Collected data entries
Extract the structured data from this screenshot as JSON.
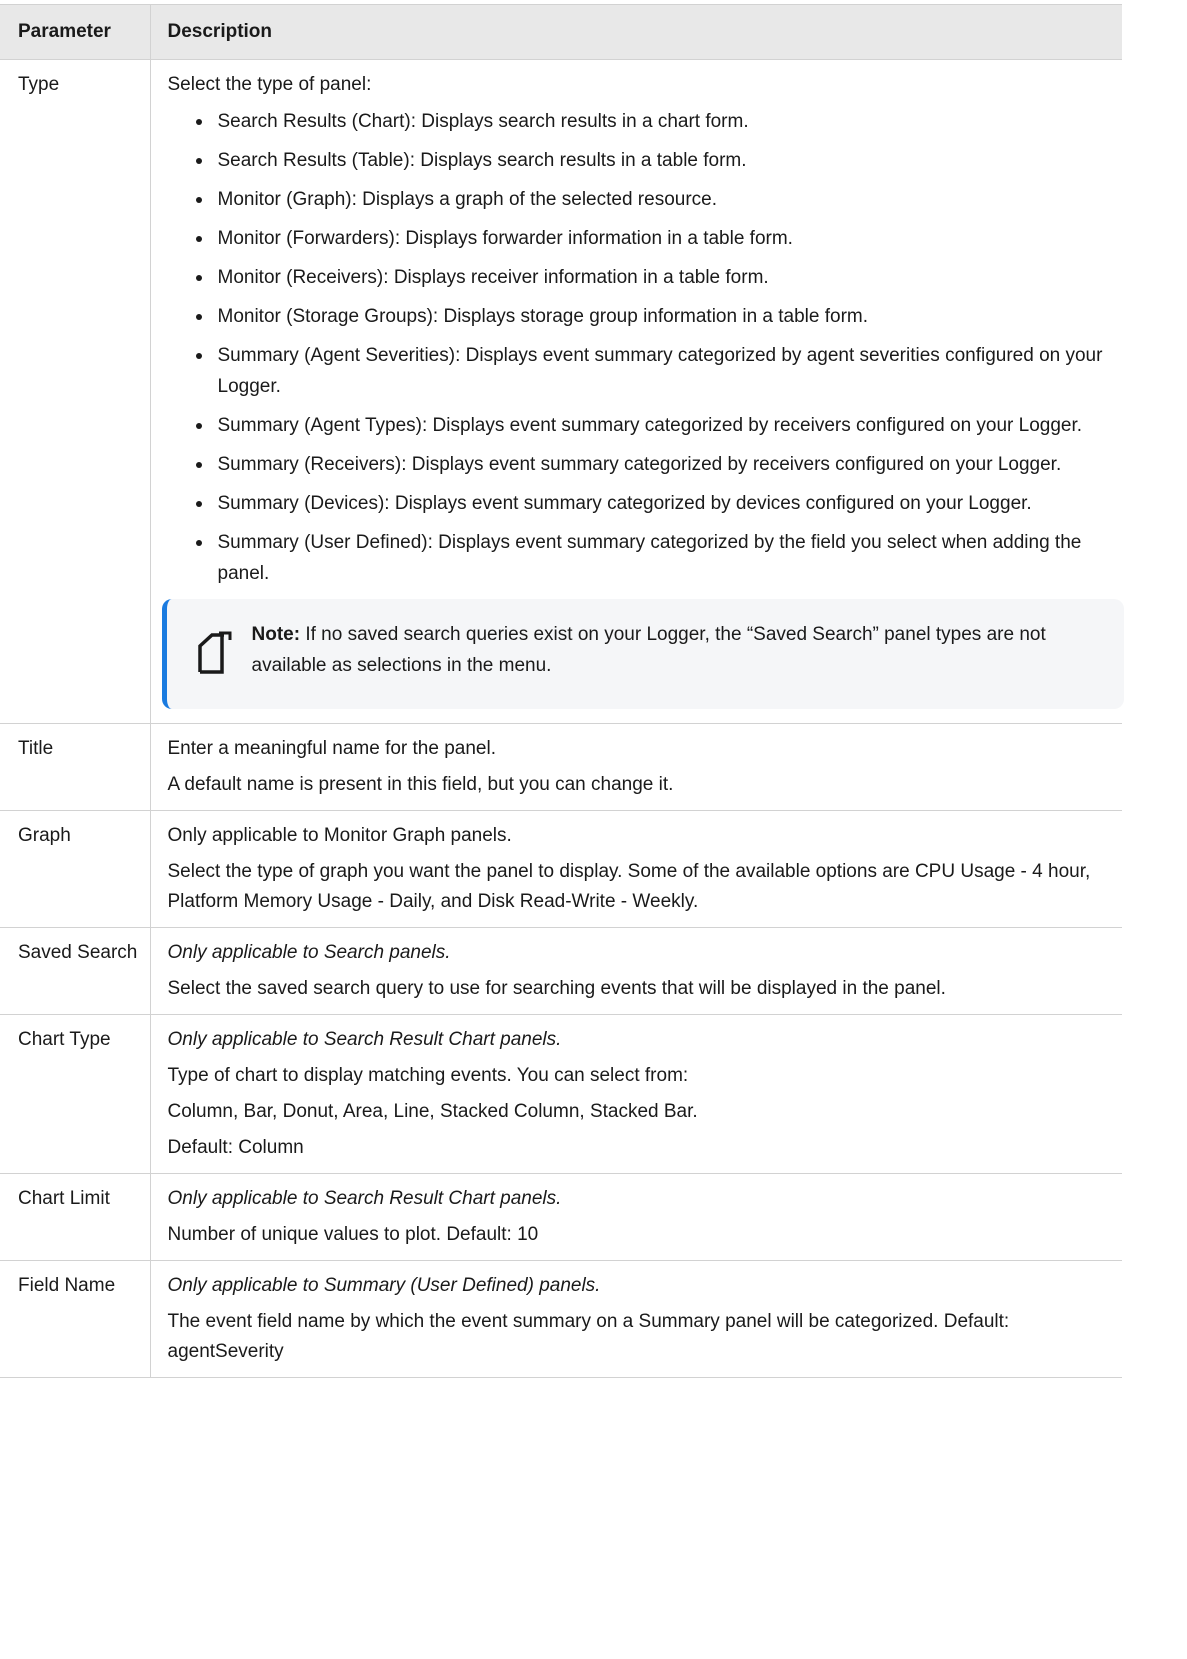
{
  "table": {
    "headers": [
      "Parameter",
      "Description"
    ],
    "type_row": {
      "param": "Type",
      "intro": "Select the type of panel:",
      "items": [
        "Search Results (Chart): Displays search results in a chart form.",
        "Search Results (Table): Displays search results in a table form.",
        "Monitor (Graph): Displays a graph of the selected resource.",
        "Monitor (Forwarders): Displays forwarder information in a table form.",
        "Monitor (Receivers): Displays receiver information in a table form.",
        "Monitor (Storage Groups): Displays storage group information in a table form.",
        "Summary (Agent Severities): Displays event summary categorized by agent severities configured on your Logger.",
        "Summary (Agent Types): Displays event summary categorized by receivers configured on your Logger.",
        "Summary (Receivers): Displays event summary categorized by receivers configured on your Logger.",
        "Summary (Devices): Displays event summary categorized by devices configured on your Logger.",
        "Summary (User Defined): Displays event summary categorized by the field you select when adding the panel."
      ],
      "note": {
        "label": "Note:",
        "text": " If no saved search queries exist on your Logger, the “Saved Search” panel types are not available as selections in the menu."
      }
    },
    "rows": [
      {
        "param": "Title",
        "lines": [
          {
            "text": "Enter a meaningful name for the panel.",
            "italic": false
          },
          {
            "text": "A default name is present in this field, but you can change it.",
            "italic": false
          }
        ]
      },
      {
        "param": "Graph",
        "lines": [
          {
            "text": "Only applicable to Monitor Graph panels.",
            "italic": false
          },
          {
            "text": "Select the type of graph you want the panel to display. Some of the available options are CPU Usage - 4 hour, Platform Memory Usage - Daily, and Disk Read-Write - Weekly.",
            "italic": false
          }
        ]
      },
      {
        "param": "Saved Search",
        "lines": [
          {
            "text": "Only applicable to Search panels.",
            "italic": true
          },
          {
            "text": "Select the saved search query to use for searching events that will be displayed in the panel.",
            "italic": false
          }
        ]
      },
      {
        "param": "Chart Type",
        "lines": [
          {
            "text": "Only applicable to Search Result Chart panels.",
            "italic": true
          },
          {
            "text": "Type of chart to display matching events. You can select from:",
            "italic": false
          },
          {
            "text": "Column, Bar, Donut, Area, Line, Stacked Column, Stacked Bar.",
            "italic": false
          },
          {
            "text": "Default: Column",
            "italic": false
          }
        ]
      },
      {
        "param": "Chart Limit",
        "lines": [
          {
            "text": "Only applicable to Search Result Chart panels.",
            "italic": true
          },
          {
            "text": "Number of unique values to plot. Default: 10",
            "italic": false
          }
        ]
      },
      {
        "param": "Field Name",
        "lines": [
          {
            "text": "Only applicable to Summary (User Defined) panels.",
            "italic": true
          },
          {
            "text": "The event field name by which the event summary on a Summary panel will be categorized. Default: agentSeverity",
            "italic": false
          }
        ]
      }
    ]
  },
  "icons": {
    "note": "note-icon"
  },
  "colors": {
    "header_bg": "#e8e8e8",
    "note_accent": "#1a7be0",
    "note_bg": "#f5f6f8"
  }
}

> EXERCISE DETAILS
Transcribe every entry above exactly. Omit all pictures.

> OUTPUT OF THE TASK
Extract the structured data from this screenshot as JSON.
{
  "table": {
    "headers": [
      "Parameter",
      "Description"
    ],
    "type_row": {
      "param": "Type",
      "intro": "Select the type of panel:",
      "items": [
        "Search Results (Chart): Displays search results in a chart form.",
        "Search Results (Table): Displays search results in a table form.",
        "Monitor (Graph): Displays a graph of the selected resource.",
        "Monitor (Forwarders): Displays forwarder information in a table form.",
        "Monitor (Receivers): Displays receiver information in a table form.",
        "Monitor (Storage Groups): Displays storage group information in a table form.",
        "Summary (Agent Severities): Displays event summary categorized by agent severities configured on your Logger.",
        "Summary (Agent Types): Displays event summary categorized by receivers configured on your Logger.",
        "Summary (Receivers): Displays event summary categorized by receivers configured on your Logger.",
        "Summary (Devices): Displays event summary categorized by devices configured on your Logger.",
        "Summary (User Defined): Displays event summary categorized by the field you select when adding the panel."
      ],
      "note": {
        "label": "Note:",
        "text": " If no saved search queries exist on your Logger, the “Saved Search” panel types are not available as selections in the menu."
      }
    },
    "rows": [
      {
        "param": "Title",
        "lines": [
          {
            "text": "Enter a meaningful name for the panel.",
            "italic": false
          },
          {
            "text": "A default name is present in this field, but you can change it.",
            "italic": false
          }
        ]
      },
      {
        "param": "Graph",
        "lines": [
          {
            "text": "Only applicable to Monitor Graph panels.",
            "italic": false
          },
          {
            "text": "Select the type of graph you want the panel to display. Some of the available options are CPU Usage - 4 hour, Platform Memory Usage - Daily, and Disk Read-Write - Weekly.",
            "italic": false
          }
        ]
      },
      {
        "param": "Saved Search",
        "lines": [
          {
            "text": "Only applicable to Search panels.",
            "italic": true
          },
          {
            "text": "Select the saved search query to use for searching events that will be displayed in the panel.",
            "italic": false
          }
        ]
      },
      {
        "param": "Chart Type",
        "lines": [
          {
            "text": "Only applicable to Search Result Chart panels.",
            "italic": true
          },
          {
            "text": "Type of chart to display matching events. You can select from:",
            "italic": false
          },
          {
            "text": "Column, Bar, Donut, Area, Line, Stacked Column, Stacked Bar.",
            "italic": false
          },
          {
            "text": "Default: Column",
            "italic": false
          }
        ]
      },
      {
        "param": "Chart Limit",
        "lines": [
          {
            "text": "Only applicable to Search Result Chart panels.",
            "italic": true
          },
          {
            "text": "Number of unique values to plot. Default: 10",
            "italic": false
          }
        ]
      },
      {
        "param": "Field Name",
        "lines": [
          {
            "text": "Only applicable to Summary (User Defined) panels.",
            "italic": true
          },
          {
            "text": "The event field name by which the event summary on a Summary panel will be categorized. Default: agentSeverity",
            "italic": false
          }
        ]
      }
    ]
  },
  "icons": {
    "note": "note-icon"
  },
  "colors": {
    "header_bg": "#e8e8e8",
    "note_accent": "#1a7be0",
    "note_bg": "#f5f6f8"
  }
}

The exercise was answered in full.